*** DOCUMENT PASSAGE

When we decided to build our Connor Homes kit house, we had visions of a super-efficient, modern home wrapped in the latest insulation technology. We’d read all about spray foam insulation, tight building envelopes, and energy efficiency. We were going to do this right.
Spoiler alert: We sort of did. Maybe. I’m still not entirely sure.
The Plan: Go Modern, Go Tight
Coming from NYC apartments where you could feel the draft through the windows in winter and hear every conversation from the apartment next door, we wanted our new house to be different. We wanted it quiet, comfortable, and efficient. So we decided to go with spray foam insulation and create a tight building envelope.
The building code required pretty high R-values for our house because we had so many windows. And by “so many,” I mean depending on how you count (do you count the triple window in the kitchen as one window or three?), we had 27-29 windows, plus French glass doors and two entry doors. Our house was basically a glass box that needed to compensate with serious insulation everywhere else.
We decided to use soy-based foam, which sounds very environmentally friendly until you realize it’s still polyurethane foam with a tiny bit of soy oil in it. The marketing materials made a big deal about it being “plant-based” and “renewable.” They also claimed rodents don’t like it, which seemed important given that we were building in a field surrounded by woods. Whether the soy actually repels rodents or attracts them is one of those things I never quite got a straight answer on.
The Hot Attic vs. Cold Attic Dilemma
Here’s where things got confusing fast. We needed to achieve R-38 in the attic, and we had to decide whether to do a “hot attic” or “cold attic” — industry terms that nobody bothered to explain to us in plain English until we were already knee-deep in the decision.
A cold attic (the traditional approach) means you insulate the attic floor, vent the attic space, and basically treat the attic as outside your building envelope. A hot attic (the newer approach) means you spray foam directly to the underside of the roof deck, seal everything up, and bring the attic inside your conditioned space.
The internet was full of conflicting information. Some sources said you needed closed-cell foam for hot attics because it works as a vapor barrier. Others said open-cell was fine if you vented between the rafters. Still others said venting wasn’t necessary at all with spray foam. It was like trying to solve a puzzle where everyone insisted they had the answer but nobody’s answer matched.

******

• SET TASK:
Using the insulation post, answer:
(a) How many windows did the house have, according to the writer?
(b) What R-value did the attic need to reach?
(c) In a hot attic, where is the spray foam applied?
Rely on the insulation post alone.

*** SUPPLIED ENTRIES

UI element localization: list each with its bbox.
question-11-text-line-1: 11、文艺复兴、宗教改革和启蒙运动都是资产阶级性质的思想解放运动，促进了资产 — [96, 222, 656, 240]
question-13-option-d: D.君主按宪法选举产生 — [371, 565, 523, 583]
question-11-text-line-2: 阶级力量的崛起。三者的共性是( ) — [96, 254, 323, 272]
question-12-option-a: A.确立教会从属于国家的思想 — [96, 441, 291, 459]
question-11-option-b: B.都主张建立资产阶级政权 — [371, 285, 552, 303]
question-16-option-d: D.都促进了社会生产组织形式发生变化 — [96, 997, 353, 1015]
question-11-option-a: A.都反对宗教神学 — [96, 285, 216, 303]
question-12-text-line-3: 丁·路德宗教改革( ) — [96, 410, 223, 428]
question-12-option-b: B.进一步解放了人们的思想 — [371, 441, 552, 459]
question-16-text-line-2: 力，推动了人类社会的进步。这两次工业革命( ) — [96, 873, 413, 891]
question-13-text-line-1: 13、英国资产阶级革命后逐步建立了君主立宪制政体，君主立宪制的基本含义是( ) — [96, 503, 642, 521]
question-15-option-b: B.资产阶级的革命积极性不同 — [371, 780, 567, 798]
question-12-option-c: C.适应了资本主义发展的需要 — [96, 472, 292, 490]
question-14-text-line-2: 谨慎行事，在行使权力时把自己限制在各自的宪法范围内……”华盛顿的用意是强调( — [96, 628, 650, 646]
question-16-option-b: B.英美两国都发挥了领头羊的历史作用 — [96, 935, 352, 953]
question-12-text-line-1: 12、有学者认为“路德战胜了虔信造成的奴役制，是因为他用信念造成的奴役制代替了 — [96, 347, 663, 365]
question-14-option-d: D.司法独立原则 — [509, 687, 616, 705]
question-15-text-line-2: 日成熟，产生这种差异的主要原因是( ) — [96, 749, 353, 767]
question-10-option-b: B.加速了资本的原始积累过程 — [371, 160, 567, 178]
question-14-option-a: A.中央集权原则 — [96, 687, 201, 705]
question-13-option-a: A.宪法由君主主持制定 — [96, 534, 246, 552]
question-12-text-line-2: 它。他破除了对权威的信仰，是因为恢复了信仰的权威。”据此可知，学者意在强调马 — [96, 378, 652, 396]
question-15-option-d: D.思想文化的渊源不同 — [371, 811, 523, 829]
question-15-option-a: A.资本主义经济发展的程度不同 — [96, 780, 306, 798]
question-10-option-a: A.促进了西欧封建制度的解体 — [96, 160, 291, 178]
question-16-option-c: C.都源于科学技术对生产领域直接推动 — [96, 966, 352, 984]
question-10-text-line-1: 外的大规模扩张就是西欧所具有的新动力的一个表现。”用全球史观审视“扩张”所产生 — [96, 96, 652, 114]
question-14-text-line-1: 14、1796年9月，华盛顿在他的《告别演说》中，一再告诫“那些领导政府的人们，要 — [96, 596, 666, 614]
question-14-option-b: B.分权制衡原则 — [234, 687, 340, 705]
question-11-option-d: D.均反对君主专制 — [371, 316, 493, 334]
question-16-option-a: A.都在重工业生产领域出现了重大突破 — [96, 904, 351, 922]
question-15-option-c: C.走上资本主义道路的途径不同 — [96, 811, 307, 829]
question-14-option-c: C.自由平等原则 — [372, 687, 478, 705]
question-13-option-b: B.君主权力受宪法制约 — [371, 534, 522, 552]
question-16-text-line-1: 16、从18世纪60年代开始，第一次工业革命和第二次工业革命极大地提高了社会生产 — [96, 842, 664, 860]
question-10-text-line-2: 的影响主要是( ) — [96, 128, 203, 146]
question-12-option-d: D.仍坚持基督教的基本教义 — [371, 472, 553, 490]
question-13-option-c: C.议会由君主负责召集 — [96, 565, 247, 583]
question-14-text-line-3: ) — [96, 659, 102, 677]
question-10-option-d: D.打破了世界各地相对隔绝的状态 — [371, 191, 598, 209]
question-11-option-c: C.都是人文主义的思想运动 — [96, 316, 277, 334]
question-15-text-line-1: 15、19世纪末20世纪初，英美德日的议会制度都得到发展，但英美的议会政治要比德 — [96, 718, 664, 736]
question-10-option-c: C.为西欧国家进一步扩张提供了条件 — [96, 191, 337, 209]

******

• RESPONSE BELOW:
(a) 27 to 29, depending on how they are counted, plus French glass doors and two entry doors.
(b) R-38.
(c) Directly to the underside of the roof deck.